-- BEGIN --
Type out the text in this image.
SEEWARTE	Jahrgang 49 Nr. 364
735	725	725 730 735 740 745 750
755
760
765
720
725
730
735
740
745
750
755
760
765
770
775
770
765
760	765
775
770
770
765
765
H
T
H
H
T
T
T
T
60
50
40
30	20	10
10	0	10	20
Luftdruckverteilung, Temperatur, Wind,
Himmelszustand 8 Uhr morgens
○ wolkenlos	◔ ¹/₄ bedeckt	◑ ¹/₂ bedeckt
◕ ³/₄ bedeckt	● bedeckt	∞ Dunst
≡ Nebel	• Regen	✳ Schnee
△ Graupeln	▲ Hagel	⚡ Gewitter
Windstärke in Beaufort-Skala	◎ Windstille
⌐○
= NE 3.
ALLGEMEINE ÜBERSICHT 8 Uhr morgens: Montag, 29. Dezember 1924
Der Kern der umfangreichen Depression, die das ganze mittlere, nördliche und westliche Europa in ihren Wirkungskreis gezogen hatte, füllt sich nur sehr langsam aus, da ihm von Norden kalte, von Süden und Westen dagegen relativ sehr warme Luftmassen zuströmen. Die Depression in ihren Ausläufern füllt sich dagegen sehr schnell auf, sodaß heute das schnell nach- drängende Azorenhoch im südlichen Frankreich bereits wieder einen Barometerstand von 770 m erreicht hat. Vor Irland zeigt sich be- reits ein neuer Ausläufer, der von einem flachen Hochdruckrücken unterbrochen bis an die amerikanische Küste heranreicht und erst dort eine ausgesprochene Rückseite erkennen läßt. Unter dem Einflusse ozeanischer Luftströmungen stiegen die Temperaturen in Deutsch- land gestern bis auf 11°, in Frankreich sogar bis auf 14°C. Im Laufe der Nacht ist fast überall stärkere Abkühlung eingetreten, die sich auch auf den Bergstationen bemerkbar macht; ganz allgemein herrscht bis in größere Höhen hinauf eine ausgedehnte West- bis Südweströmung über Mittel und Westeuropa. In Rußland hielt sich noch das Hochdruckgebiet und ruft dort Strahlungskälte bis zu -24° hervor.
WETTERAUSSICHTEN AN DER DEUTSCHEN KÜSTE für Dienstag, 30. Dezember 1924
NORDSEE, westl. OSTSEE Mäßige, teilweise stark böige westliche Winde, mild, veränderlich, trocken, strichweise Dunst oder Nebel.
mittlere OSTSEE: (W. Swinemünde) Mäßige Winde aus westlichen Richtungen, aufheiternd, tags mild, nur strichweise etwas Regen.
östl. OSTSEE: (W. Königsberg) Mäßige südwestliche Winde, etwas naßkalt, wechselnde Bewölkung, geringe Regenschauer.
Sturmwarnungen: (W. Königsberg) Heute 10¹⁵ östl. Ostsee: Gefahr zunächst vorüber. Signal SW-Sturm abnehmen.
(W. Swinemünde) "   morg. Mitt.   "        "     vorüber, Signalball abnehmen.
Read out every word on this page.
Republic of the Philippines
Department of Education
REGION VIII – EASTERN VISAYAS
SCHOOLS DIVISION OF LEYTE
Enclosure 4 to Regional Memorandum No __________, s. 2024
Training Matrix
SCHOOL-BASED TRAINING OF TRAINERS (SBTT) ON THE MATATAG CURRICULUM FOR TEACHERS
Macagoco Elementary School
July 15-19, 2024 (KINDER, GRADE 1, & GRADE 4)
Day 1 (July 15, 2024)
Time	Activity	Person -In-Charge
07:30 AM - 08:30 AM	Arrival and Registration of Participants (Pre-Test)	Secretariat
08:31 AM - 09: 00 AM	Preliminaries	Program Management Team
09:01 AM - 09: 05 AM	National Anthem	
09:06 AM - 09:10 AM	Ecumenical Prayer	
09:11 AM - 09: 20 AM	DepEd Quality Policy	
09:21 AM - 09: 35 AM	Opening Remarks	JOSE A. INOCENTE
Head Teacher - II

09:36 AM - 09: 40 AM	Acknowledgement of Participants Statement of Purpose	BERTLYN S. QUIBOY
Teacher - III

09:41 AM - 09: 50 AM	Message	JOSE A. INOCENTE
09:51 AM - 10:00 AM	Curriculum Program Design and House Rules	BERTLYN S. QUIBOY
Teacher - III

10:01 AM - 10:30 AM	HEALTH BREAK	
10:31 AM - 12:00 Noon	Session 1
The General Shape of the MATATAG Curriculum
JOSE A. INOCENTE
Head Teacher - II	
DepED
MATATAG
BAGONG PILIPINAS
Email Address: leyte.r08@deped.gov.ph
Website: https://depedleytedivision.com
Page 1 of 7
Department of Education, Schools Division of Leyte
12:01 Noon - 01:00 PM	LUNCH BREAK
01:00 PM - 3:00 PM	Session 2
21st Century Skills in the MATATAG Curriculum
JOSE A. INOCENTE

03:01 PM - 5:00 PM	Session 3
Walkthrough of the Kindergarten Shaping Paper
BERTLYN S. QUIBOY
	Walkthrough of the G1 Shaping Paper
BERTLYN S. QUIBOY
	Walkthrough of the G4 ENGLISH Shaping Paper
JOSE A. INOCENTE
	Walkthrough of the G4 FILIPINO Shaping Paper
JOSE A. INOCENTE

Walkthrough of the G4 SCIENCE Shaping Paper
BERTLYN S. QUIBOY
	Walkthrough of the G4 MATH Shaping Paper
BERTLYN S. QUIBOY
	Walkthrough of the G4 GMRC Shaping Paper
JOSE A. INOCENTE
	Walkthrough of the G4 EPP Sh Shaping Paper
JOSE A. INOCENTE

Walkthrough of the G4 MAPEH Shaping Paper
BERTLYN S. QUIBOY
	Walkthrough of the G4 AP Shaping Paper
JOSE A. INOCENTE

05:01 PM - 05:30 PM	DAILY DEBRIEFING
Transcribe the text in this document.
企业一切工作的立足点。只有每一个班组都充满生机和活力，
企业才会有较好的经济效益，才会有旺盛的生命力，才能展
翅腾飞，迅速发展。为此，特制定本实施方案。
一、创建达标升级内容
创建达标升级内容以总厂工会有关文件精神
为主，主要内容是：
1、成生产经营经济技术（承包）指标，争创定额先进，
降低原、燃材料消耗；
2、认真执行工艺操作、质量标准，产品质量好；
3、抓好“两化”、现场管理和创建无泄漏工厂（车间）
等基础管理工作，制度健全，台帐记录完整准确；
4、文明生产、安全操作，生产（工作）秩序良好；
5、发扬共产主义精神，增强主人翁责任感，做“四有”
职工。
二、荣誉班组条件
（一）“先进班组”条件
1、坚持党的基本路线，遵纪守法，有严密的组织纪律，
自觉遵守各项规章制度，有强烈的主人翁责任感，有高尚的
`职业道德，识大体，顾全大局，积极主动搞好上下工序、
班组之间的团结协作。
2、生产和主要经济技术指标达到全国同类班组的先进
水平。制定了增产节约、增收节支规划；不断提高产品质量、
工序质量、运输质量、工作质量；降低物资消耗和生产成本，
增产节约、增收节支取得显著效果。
-- END --
> _Stated goal_
Repeat all entries. Match them exactly.

> _Answer for this exercise_
Type out the text in this image.
SEEWARTE	Jahrgang 49 Nr. 364
735	725	725 730 735 740 745 750
755
760
765
720
725
730
735
740
745
750
755
760
765
770
775
770
765
760	765
775
770
770
765
765
H
T
H
H
T
T
T
T
60
50
40
30	20	10
10	0	10	20
Luftdruckverteilung, Temperatur, Wind,
Himmelszustand 8 Uhr morgens
○ wolkenlos	◔ ¹/₄ bedeckt	◑ ¹/₂ bedeckt
◕ ³/₄ bedeckt	● bedeckt	∞ Dunst
≡ Nebel	• Regen	✳ Schnee
△ Graupeln	▲ Hagel	⚡ Gewitter
Windstärke in Beaufort-Skala	◎ Windstille
⌐○
= NE 3.
ALLGEMEINE ÜBERSICHT 8 Uhr morgens: Montag, 29. Dezember 1924
Der Kern der umfangreichen Depression, die das ganze mittlere, nördliche und westliche Europa in ihren Wirkungskreis gezogen hatte, füllt sich nur sehr langsam aus, da ihm von Norden kalte, von Süden und Westen dagegen relativ sehr warme Luftmassen zuströmen. Die Depression in ihren Ausläufern füllt sich dagegen sehr schnell auf, sodaß heute das schnell nach- drängende Azorenhoch im südlichen Frankreich bereits wieder einen Barometerstand von 770 m erreicht hat. Vor Irland zeigt sich be- reits ein neuer Ausläufer, der von einem flachen Hochdruckrücken unterbrochen bis an die amerikanische Küste heranreicht und erst dort eine ausgesprochene Rückseite erkennen läßt. Unter dem Einflusse ozeanischer Luftströmungen stiegen die Temperaturen in Deutsch- land gestern bis auf 11°, in Frankreich sogar bis auf 14°C. Im Laufe der Nacht ist fast überall stärkere Abkühlung eingetreten, die sich auch auf den Bergstationen bemerkbar macht; ganz allgemein herrscht bis in größere Höhen hinauf eine ausgedehnte West- bis Südweströmung über Mittel und Westeuropa. In Rußland hielt sich noch das Hochdruckgebiet und ruft dort Strahlungskälte bis zu -24° hervor.
WETTERAUSSICHTEN AN DER DEUTSCHEN KÜSTE für Dienstag, 30. Dezember 1924
NORDSEE, westl. OSTSEE Mäßige, teilweise stark böige westliche Winde, mild, veränderlich, trocken, strichweise Dunst oder Nebel.
mittlere OSTSEE: (W. Swinemünde) Mäßige Winde aus westlichen Richtungen, aufheiternd, tags mild, nur strichweise etwas Regen.
östl. OSTSEE: (W. Königsberg) Mäßige südwestliche Winde, etwas naßkalt, wechselnde Bewölkung, geringe Regenschauer.
Sturmwarnungen: (W. Königsberg) Heute 10¹⁵ östl. Ostsee: Gefahr zunächst vorüber. Signal SW-Sturm abnehmen.
(W. Swinemünde) "   morg. Mitt.   "        "     vorüber, Signalball abnehmen.
Read out every word on this page.
Republic of the Philippines
Department of Education
REGION VIII – EASTERN VISAYAS
SCHOOLS DIVISION OF LEYTE
Enclosure 4 to Regional Memorandum No __________, s. 2024
Training Matrix
SCHOOL-BASED TRAINING OF TRAINERS (SBTT) ON THE MATATAG CURRICULUM FOR TEACHERS
Macagoco Elementary School
July 15-19, 2024 (KINDER, GRADE 1, & GRADE 4)
Day 1 (July 15, 2024)
Time	Activity	Person -In-Charge
07:30 AM - 08:30 AM	Arrival and Registration of Participants (Pre-Test)	Secretariat
08:31 AM - 09: 00 AM	Preliminaries	Program Management Team
09:01 AM - 09: 05 AM	National Anthem	
09:06 AM - 09:10 AM	Ecumenical Prayer	
09:11 AM - 09: 20 AM	DepEd Quality Policy	
09:21 AM - 09: 35 AM	Opening Remarks	JOSE A. INOCENTE
Head Teacher - II

09:36 AM - 09: 40 AM	Acknowledgement of Participants Statement of Purpose	BERTLYN S. QUIBOY
Teacher - III

09:41 AM - 09: 50 AM	Message	JOSE A. INOCENTE
09:51 AM - 10:00 AM	Curriculum Program Design and House Rules	BERTLYN S. QUIBOY
Teacher - III

10:01 AM - 10:30 AM	HEALTH BREAK	
10:31 AM - 12:00 Noon	Session 1
The General Shape of the MATATAG Curriculum
JOSE A. INOCENTE
Head Teacher - II	
DepED
MATATAG
BAGONG PILIPINAS
Email Address: leyte.r08@deped.gov.ph
Website: https://depedleytedivision.com
Page 1 of 7
Department of Education, Schools Division of Leyte
12:01 Noon - 01:00 PM	LUNCH BREAK
01:00 PM - 3:00 PM	Session 2
21st Century Skills in the MATATAG Curriculum
JOSE A. INOCENTE

03:01 PM - 5:00 PM	Session 3
Walkthrough of the Kindergarten Shaping Paper
BERTLYN S. QUIBOY
	Walkthrough of the G1 Shaping Paper
BERTLYN S. QUIBOY
	Walkthrough of the G4 ENGLISH Shaping Paper
JOSE A. INOCENTE
	Walkthrough of the G4 FILIPINO Shaping Paper
JOSE A. INOCENTE

Walkthrough of the G4 SCIENCE Shaping Paper
BERTLYN S. QUIBOY
	Walkthrough of the G4 MATH Shaping Paper
BERTLYN S. QUIBOY
	Walkthrough of the G4 GMRC Shaping Paper
JOSE A. INOCENTE
	Walkthrough of the G4 EPP Sh Shaping Paper
JOSE A. INOCENTE

Walkthrough of the G4 MAPEH Shaping Paper
BERTLYN S. QUIBOY
	Walkthrough of the G4 AP Shaping Paper
JOSE A. INOCENTE

05:01 PM - 05:30 PM	DAILY DEBRIEFING
Transcribe the text in this document.
企业一切工作的立足点。只有每一个班组都充满生机和活力，
企业才会有较好的经济效益，才会有旺盛的生命力，才能展
翅腾飞，迅速发展。为此，特制定本实施方案。
一、创建达标升级内容
创建达标升级内容以总厂工会有关文件精神
为主，主要内容是：
1、成生产经营经济技术（承包）指标，争创定额先进，
降低原、燃材料消耗；
2、认真执行工艺操作、质量标准，产品质量好；
3、抓好“两化”、现场管理和创建无泄漏工厂（车间）
等基础管理工作，制度健全，台帐记录完整准确；
4、文明生产、安全操作，生产（工作）秩序良好；
5、发扬共产主义精神，增强主人翁责任感，做“四有”
职工。
二、荣誉班组条件
（一）“先进班组”条件
1、坚持党的基本路线，遵纪守法，有严密的组织纪律，
自觉遵守各项规章制度，有强烈的主人翁责任感，有高尚的
`职业道德，识大体，顾全大局，积极主动搞好上下工序、
班组之间的团结协作。
2、生产和主要经济技术指标达到全国同类班组的先进
水平。制定了增产节约、增收节支规划；不断提高产品质量、
工序质量、运输质量、工作质量；降低物资消耗和生产成本，
增产节约、增收节支取得显著效果。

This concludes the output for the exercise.